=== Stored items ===
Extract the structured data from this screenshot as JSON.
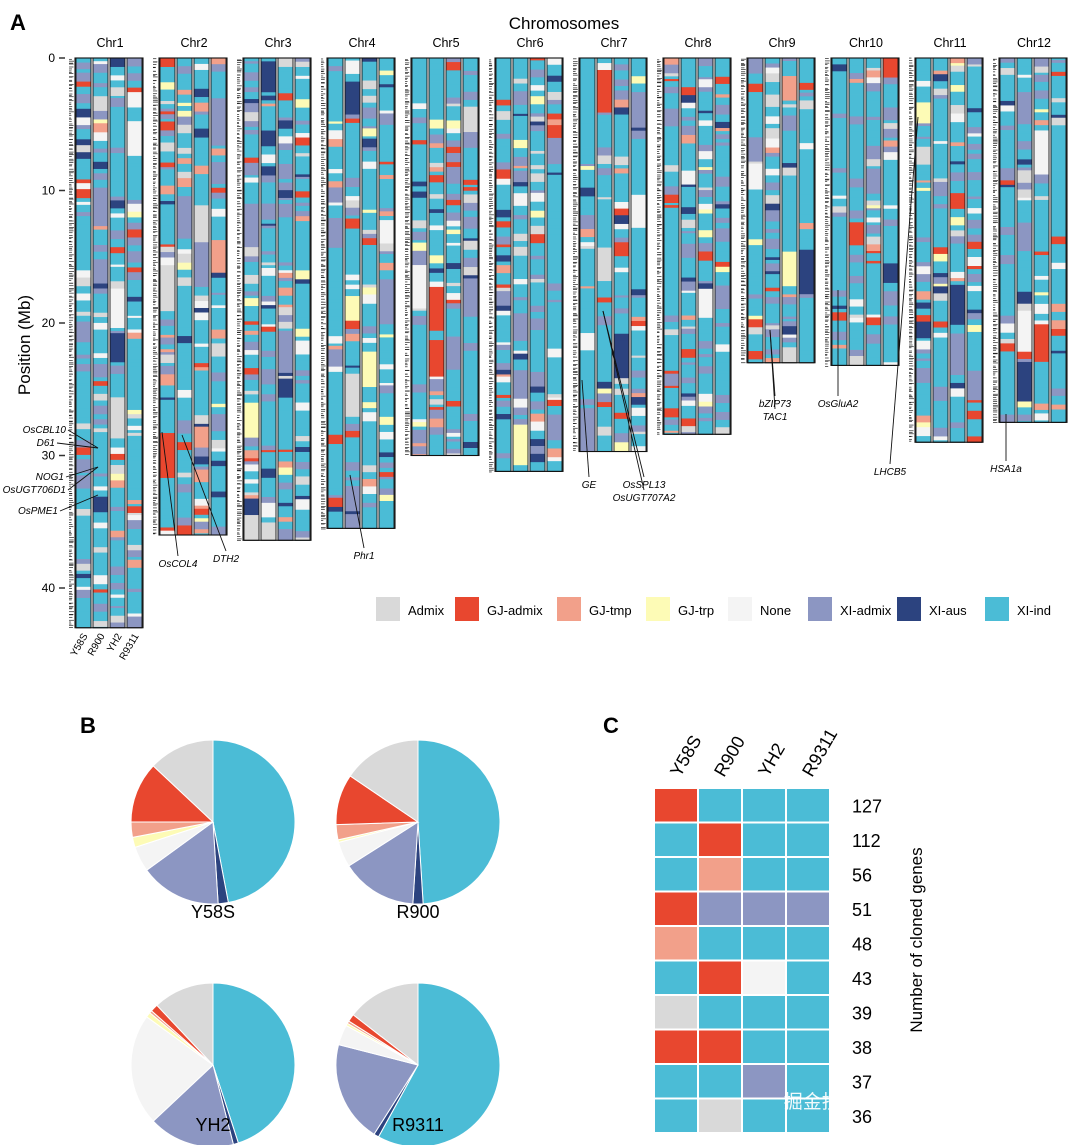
{
  "watermark": "掘金技术社区@生物信息与育种",
  "colors": {
    "Admix": "#d9d9d9",
    "GJ-admix": "#e8472f",
    "GJ-tmp": "#f2a08a",
    "GJ-trp": "#fdfbb6",
    "None": "#f4f4f4",
    "XI-admix": "#8c96c2",
    "XI-aus": "#2c437f",
    "XI-ind": "#4bbcd6"
  },
  "chart_data": [
    {
      "panel": "A",
      "type": "heatmap",
      "title": "Chromosomes",
      "ylabel": "Position (Mb)",
      "ylim": [
        0,
        43
      ],
      "yticks": [
        0,
        10,
        20,
        30,
        40
      ],
      "chromosomes": [
        {
          "name": "Chr1",
          "length": 43
        },
        {
          "name": "Chr2",
          "length": 36
        },
        {
          "name": "Chr3",
          "length": 36.4
        },
        {
          "name": "Chr4",
          "length": 35.5
        },
        {
          "name": "Chr5",
          "length": 30
        },
        {
          "name": "Chr6",
          "length": 31.2
        },
        {
          "name": "Chr7",
          "length": 29.7
        },
        {
          "name": "Chr8",
          "length": 28.4
        },
        {
          "name": "Chr9",
          "length": 23.0
        },
        {
          "name": "Chr10",
          "length": 23.2
        },
        {
          "name": "Chr11",
          "length": 29.0
        },
        {
          "name": "Chr12",
          "length": 27.5
        }
      ],
      "accessions": [
        "Y58S",
        "R900",
        "YH2",
        "R9311"
      ],
      "legend": [
        "Admix",
        "GJ-admix",
        "GJ-tmp",
        "GJ-trp",
        "None",
        "XI-admix",
        "XI-aus",
        "XI-ind"
      ],
      "gene_annotations": [
        {
          "label": "OsCBL10",
          "chr": "Chr1",
          "pos_mb": 28.6
        },
        {
          "label": "D61",
          "chr": "Chr1",
          "pos_mb": 28.6
        },
        {
          "label": "NOG1",
          "chr": "Chr1",
          "pos_mb": 30.8
        },
        {
          "label": "OsUGT706D1",
          "chr": "Chr1",
          "pos_mb": 30.8
        },
        {
          "label": "OsPME1",
          "chr": "Chr1",
          "pos_mb": 33.0
        },
        {
          "label": "OsCOL4",
          "chr": "Chr2",
          "pos_mb": 28.0
        },
        {
          "label": "DTH2",
          "chr": "Chr2",
          "pos_mb": 28.5
        },
        {
          "label": "Phr1",
          "chr": "Chr4",
          "pos_mb": 31.5
        },
        {
          "label": "GE",
          "chr": "Chr7",
          "pos_mb": 24.5
        },
        {
          "label": "OsSPL13",
          "chr": "Chr7",
          "pos_mb": 19.0
        },
        {
          "label": "OsUGT707A2",
          "chr": "Chr7",
          "pos_mb": 19.0
        },
        {
          "label": "bZIP73",
          "chr": "Chr9",
          "pos_mb": 20.5
        },
        {
          "label": "TAC1",
          "chr": "Chr9",
          "pos_mb": 20.5
        },
        {
          "label": "OsGluA2",
          "chr": "Chr10",
          "pos_mb": 15.5
        },
        {
          "label": "LHCB5",
          "chr": "Chr11",
          "pos_mb": 4.5
        },
        {
          "label": "HSA1a",
          "chr": "Chr12",
          "pos_mb": 27.0
        }
      ]
    },
    {
      "panel": "B",
      "type": "pie",
      "categories": [
        "XI-ind",
        "XI-aus",
        "XI-admix",
        "None",
        "GJ-trp",
        "GJ-tmp",
        "GJ-admix",
        "Admix"
      ],
      "series": [
        {
          "name": "Y58S",
          "values": [
            47,
            2,
            16,
            5,
            2,
            3,
            12,
            13
          ]
        },
        {
          "name": "R900",
          "values": [
            49,
            2,
            15,
            5,
            0.5,
            3,
            10,
            15.5
          ]
        },
        {
          "name": "YH2",
          "values": [
            45,
            1,
            17,
            22,
            1,
            0.5,
            1.5,
            12
          ]
        },
        {
          "name": "R9311",
          "values": [
            58,
            1,
            20,
            4,
            0.5,
            0.5,
            1.5,
            14.5
          ]
        }
      ]
    },
    {
      "panel": "C",
      "type": "table",
      "columns": [
        "Y58S",
        "R900",
        "YH2",
        "R9311"
      ],
      "ylabel": "Number of cloned genes",
      "rows": [
        {
          "count": "127",
          "cells": [
            "GJ-admix",
            "XI-ind",
            "XI-ind",
            "XI-ind"
          ]
        },
        {
          "count": "112",
          "cells": [
            "XI-ind",
            "GJ-admix",
            "XI-ind",
            "XI-ind"
          ]
        },
        {
          "count": "56",
          "cells": [
            "XI-ind",
            "GJ-tmp",
            "XI-ind",
            "XI-ind"
          ]
        },
        {
          "count": "51",
          "cells": [
            "GJ-admix",
            "XI-admix",
            "XI-admix",
            "XI-admix"
          ]
        },
        {
          "count": "48",
          "cells": [
            "GJ-tmp",
            "XI-ind",
            "XI-ind",
            "XI-ind"
          ]
        },
        {
          "count": "43",
          "cells": [
            "XI-ind",
            "GJ-admix",
            "None",
            "XI-ind"
          ]
        },
        {
          "count": "39",
          "cells": [
            "Admix",
            "XI-ind",
            "XI-ind",
            "XI-ind"
          ]
        },
        {
          "count": "38",
          "cells": [
            "GJ-admix",
            "GJ-admix",
            "XI-ind",
            "XI-ind"
          ]
        },
        {
          "count": "37",
          "cells": [
            "XI-ind",
            "XI-ind",
            "XI-admix",
            "XI-ind"
          ]
        },
        {
          "count": "36",
          "cells": [
            "XI-ind",
            "Admix",
            "XI-ind",
            "XI-ind"
          ]
        }
      ]
    }
  ]
}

=== Task statement ===
Your task is to copy every line in the entries that holds the string "count".

=== Solution ===
          "count": "127",
          "count": "112",
          "count": "56",
          "count": "51",
          "count": "48",
          "count": "43",
          "count": "39",
          "count": "38",
          "count": "37",
          "count": "36",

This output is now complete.